= REQUIRED WORK =
Retype the material that follows, keeping every word as it is.
## begin MATERIAL SHOWN
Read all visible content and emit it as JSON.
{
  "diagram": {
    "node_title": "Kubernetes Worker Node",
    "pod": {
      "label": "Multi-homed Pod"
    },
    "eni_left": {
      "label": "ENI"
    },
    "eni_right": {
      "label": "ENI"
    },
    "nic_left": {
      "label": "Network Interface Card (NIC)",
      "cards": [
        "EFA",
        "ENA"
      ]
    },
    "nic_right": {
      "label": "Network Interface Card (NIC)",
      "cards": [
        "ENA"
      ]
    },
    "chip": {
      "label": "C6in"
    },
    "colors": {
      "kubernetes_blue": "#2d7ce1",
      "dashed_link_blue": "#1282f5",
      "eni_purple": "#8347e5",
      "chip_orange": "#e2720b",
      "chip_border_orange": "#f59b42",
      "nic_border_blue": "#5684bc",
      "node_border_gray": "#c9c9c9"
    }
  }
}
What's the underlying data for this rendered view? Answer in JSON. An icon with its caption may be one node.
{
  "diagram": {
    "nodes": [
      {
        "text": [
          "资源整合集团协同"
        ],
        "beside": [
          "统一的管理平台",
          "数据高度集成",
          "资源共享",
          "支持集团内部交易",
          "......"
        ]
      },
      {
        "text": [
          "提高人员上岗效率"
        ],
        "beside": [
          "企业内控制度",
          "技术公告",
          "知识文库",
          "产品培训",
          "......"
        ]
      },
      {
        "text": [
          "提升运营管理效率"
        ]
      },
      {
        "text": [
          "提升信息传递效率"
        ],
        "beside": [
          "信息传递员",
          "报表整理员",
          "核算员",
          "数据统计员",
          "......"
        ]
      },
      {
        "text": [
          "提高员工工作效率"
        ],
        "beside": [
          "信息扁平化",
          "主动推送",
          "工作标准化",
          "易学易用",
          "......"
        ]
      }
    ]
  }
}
## end MATERIAL SHOWN
= ANSWER FOR THIS EXERCISE =
Read all visible content and emit it as JSON.
{
  "diagram": {
    "node_title": "Kubernetes Worker Node",
    "pod": {
      "label": "Multi-homed Pod"
    },
    "eni_left": {
      "label": "ENI"
    },
    "eni_right": {
      "label": "ENI"
    },
    "nic_left": {
      "label": "Network Interface Card (NIC)",
      "cards": [
        "EFA",
        "ENA"
      ]
    },
    "nic_right": {
      "label": "Network Interface Card (NIC)",
      "cards": [
        "ENA"
      ]
    },
    "chip": {
      "label": "C6in"
    },
    "colors": {
      "kubernetes_blue": "#2d7ce1",
      "dashed_link_blue": "#1282f5",
      "eni_purple": "#8347e5",
      "chip_orange": "#e2720b",
      "chip_border_orange": "#f59b42",
      "nic_border_blue": "#5684bc",
      "node_border_gray": "#c9c9c9"
    }
  }
}
What's the underlying data for this rendered view? Answer in JSON. An icon with its caption may be one node.
{
  "diagram": {
    "nodes": [
      {
        "text": [
          "资源整合集团协同"
        ],
        "beside": [
          "统一的管理平台",
          "数据高度集成",
          "资源共享",
          "支持集团内部交易",
          "......"
        ]
      },
      {
        "text": [
          "提高人员上岗效率"
        ],
        "beside": [
          "企业内控制度",
          "技术公告",
          "知识文库",
          "产品培训",
          "......"
        ]
      },
      {
        "text": [
          "提升运营管理效率"
        ]
      },
      {
        "text": [
          "提升信息传递效率"
        ],
        "beside": [
          "信息传递员",
          "报表整理员",
          "核算员",
          "数据统计员",
          "......"
        ]
      },
      {
        "text": [
          "提高员工工作效率"
        ],
        "beside": [
          "信息扁平化",
          "主动推送",
          "工作标准化",
          "易学易用",
          "......"
        ]
      }
    ]
  }
}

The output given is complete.